> [Problem description]:
Gather up every line from the entries below that uses the word "название".

------ The input

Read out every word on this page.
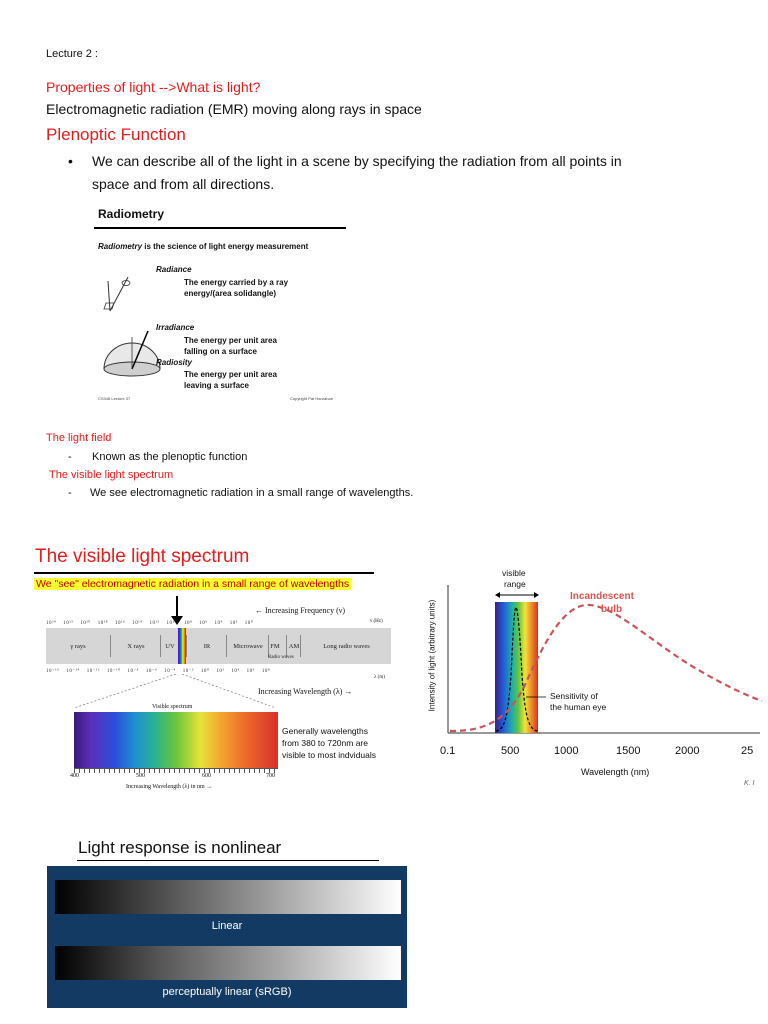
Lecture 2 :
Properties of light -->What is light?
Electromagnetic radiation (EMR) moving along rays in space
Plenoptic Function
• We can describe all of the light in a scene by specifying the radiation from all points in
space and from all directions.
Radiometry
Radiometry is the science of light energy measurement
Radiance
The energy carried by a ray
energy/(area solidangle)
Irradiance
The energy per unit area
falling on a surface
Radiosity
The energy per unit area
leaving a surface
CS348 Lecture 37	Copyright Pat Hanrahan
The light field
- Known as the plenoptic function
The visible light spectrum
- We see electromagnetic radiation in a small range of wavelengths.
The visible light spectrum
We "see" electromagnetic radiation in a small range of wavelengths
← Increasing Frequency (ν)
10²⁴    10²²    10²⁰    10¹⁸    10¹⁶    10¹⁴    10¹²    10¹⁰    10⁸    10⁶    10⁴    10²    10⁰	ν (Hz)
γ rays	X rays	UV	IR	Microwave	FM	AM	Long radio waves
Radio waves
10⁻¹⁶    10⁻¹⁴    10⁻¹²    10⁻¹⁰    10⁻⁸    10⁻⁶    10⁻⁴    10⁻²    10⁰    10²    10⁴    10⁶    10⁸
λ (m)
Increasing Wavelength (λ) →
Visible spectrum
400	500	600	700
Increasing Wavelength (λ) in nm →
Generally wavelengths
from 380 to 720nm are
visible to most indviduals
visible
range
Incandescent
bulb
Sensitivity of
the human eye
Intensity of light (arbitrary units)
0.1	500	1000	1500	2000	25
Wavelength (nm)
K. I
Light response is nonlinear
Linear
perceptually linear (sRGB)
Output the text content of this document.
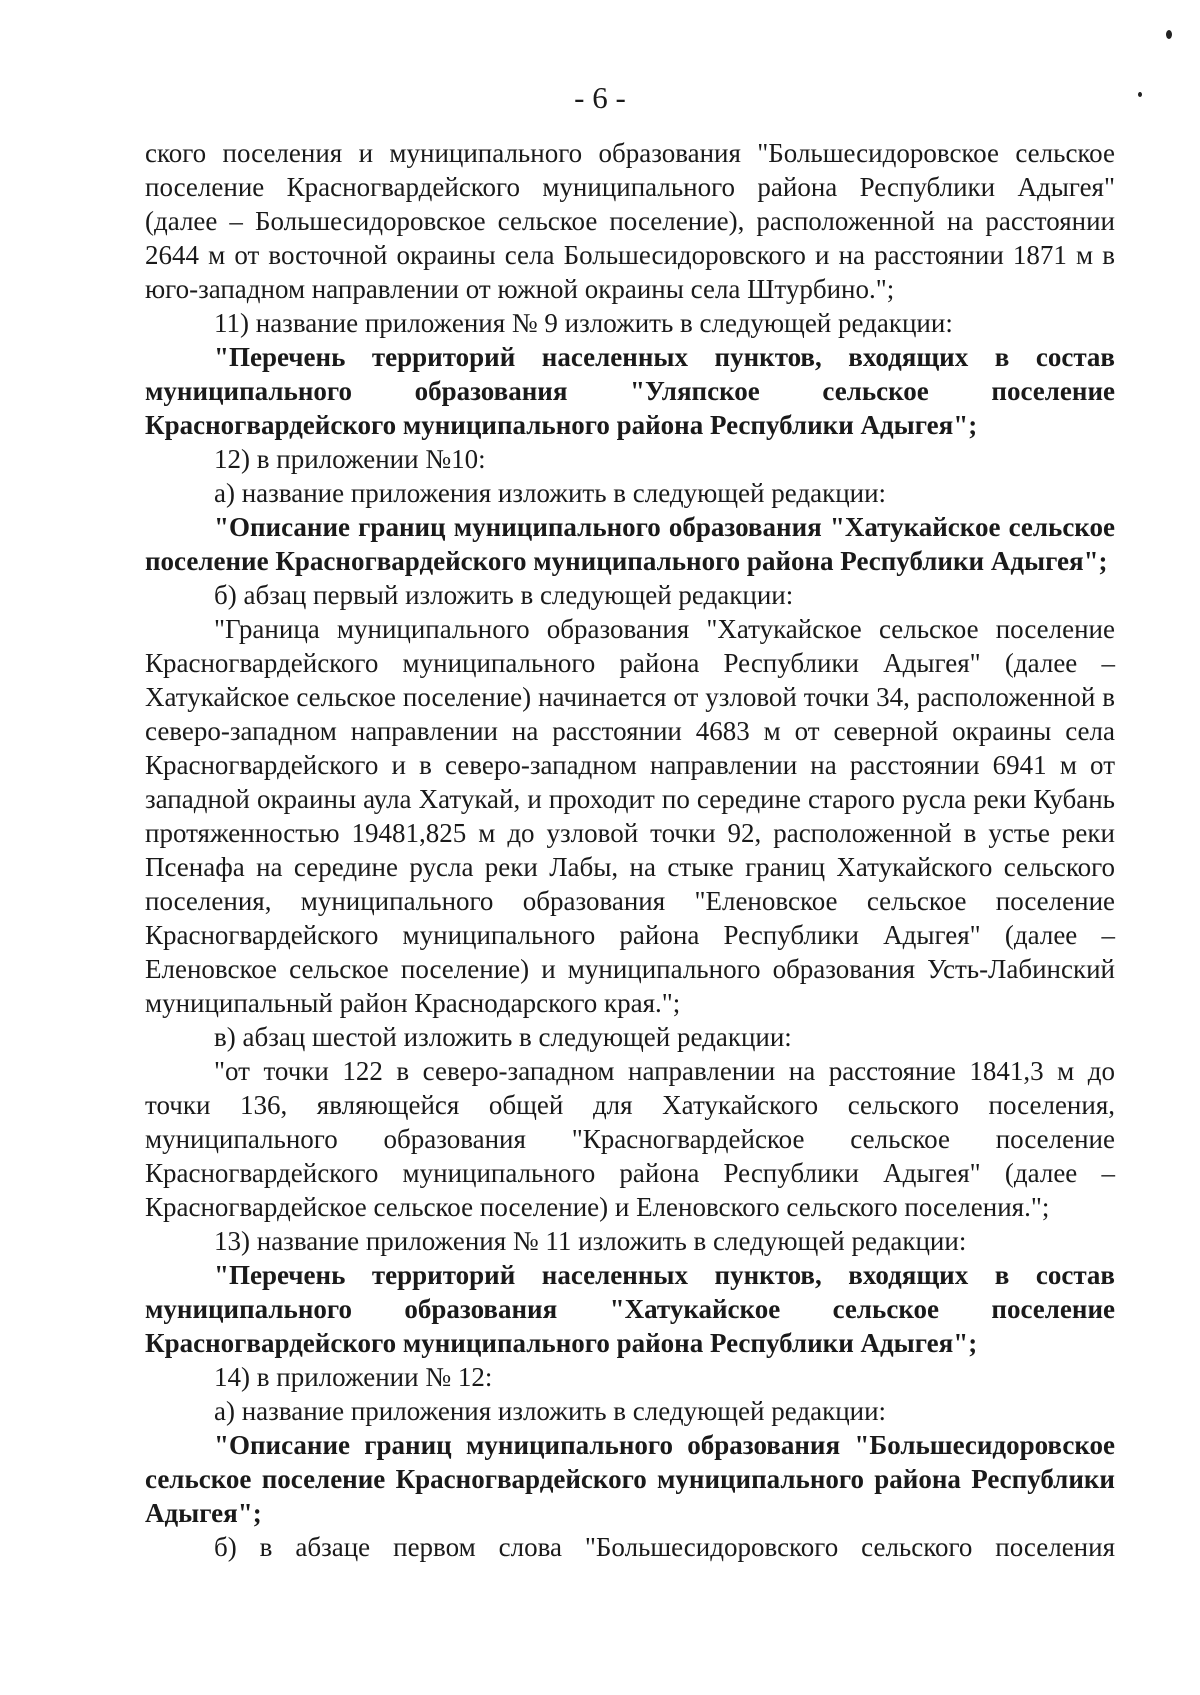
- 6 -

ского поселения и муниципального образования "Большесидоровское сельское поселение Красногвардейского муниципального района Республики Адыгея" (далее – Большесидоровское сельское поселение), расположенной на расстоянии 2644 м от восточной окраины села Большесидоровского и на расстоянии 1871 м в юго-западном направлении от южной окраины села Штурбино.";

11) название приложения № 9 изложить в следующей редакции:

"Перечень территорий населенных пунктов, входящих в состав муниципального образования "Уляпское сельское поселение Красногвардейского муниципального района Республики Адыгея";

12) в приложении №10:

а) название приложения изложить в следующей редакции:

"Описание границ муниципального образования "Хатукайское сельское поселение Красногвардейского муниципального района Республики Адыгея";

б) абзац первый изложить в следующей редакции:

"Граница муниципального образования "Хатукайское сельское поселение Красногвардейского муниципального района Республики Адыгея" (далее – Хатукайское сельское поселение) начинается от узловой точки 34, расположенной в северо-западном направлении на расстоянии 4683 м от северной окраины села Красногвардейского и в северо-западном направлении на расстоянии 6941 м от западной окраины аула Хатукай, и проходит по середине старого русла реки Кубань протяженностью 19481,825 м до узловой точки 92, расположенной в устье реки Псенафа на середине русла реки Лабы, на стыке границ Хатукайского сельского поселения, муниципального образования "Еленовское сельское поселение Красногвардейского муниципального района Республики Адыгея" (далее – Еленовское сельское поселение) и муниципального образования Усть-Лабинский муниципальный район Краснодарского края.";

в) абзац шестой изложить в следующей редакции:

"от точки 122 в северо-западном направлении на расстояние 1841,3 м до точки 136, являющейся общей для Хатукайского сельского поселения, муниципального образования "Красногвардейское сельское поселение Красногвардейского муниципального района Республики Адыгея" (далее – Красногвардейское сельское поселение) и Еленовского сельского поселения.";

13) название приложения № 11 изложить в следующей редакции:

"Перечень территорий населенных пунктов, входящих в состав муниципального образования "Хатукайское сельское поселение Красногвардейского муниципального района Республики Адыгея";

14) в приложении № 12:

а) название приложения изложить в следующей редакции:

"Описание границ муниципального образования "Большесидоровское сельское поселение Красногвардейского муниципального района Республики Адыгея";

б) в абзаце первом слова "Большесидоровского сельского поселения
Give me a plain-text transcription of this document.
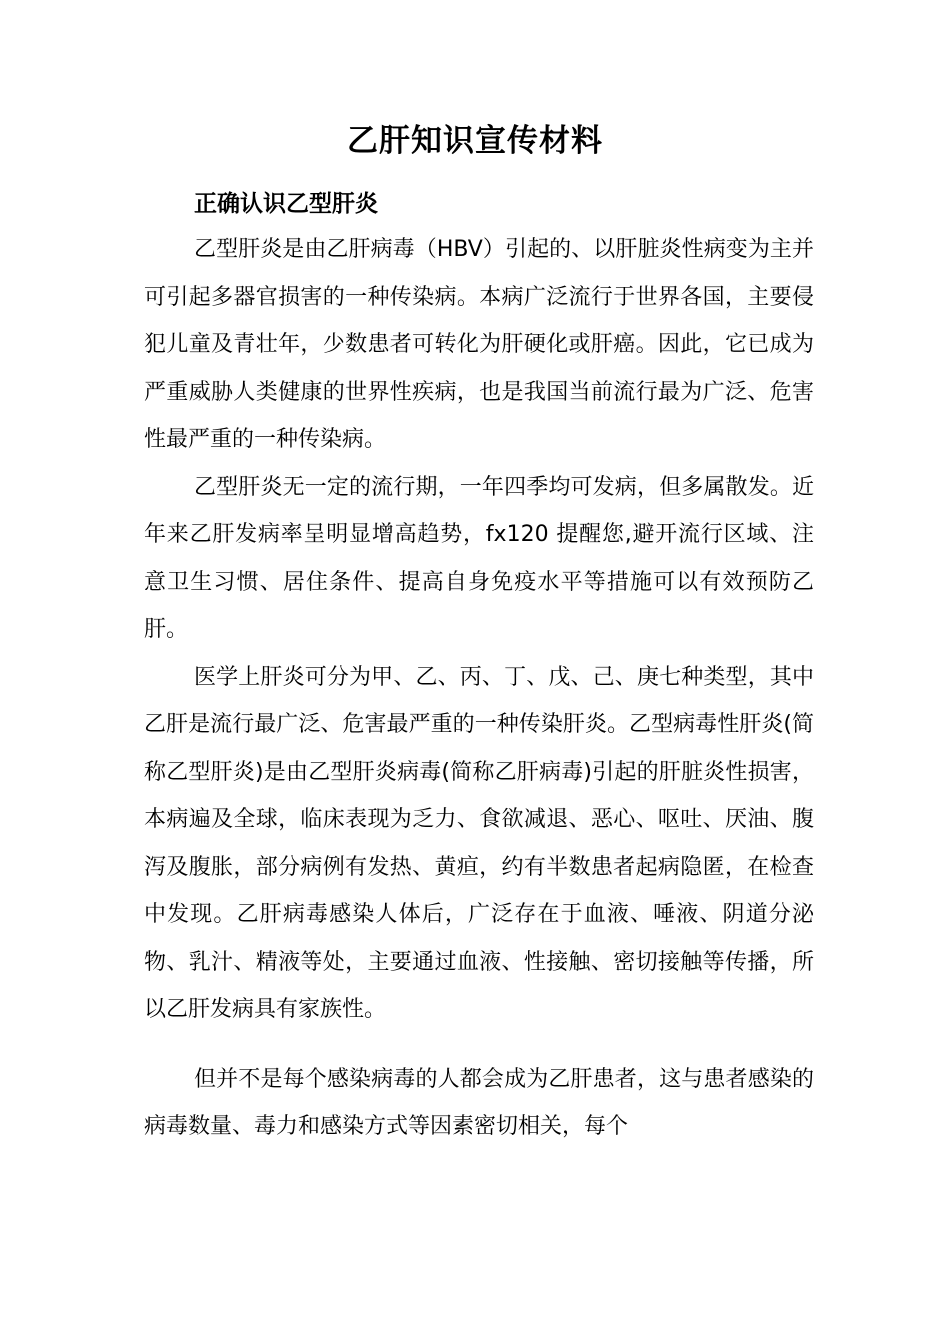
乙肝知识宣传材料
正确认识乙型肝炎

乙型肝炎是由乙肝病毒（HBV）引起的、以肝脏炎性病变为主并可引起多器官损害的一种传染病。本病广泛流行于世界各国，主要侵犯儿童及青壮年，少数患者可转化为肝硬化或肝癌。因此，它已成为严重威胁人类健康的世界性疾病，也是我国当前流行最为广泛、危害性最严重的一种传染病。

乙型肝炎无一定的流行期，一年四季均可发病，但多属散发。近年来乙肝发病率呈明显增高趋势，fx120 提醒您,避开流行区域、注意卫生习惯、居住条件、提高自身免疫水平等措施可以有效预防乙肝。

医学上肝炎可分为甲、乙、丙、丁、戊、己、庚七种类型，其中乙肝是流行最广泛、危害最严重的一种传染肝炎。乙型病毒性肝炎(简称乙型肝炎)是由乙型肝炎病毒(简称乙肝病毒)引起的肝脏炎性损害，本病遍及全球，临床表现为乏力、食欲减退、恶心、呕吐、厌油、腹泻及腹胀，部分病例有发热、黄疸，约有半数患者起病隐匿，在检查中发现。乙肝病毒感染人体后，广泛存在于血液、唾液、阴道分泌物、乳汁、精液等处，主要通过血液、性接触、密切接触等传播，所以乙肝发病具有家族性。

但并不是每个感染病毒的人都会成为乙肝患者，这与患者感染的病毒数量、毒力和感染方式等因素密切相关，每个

------------

> [Result of this exercise]:
11) название приложения № 9 изложить в следующей редакции:
а) название приложения изложить в следующей редакции:
13) название приложения № 11 изложить в следующей редакции:
а) название приложения изложить в следующей редакции:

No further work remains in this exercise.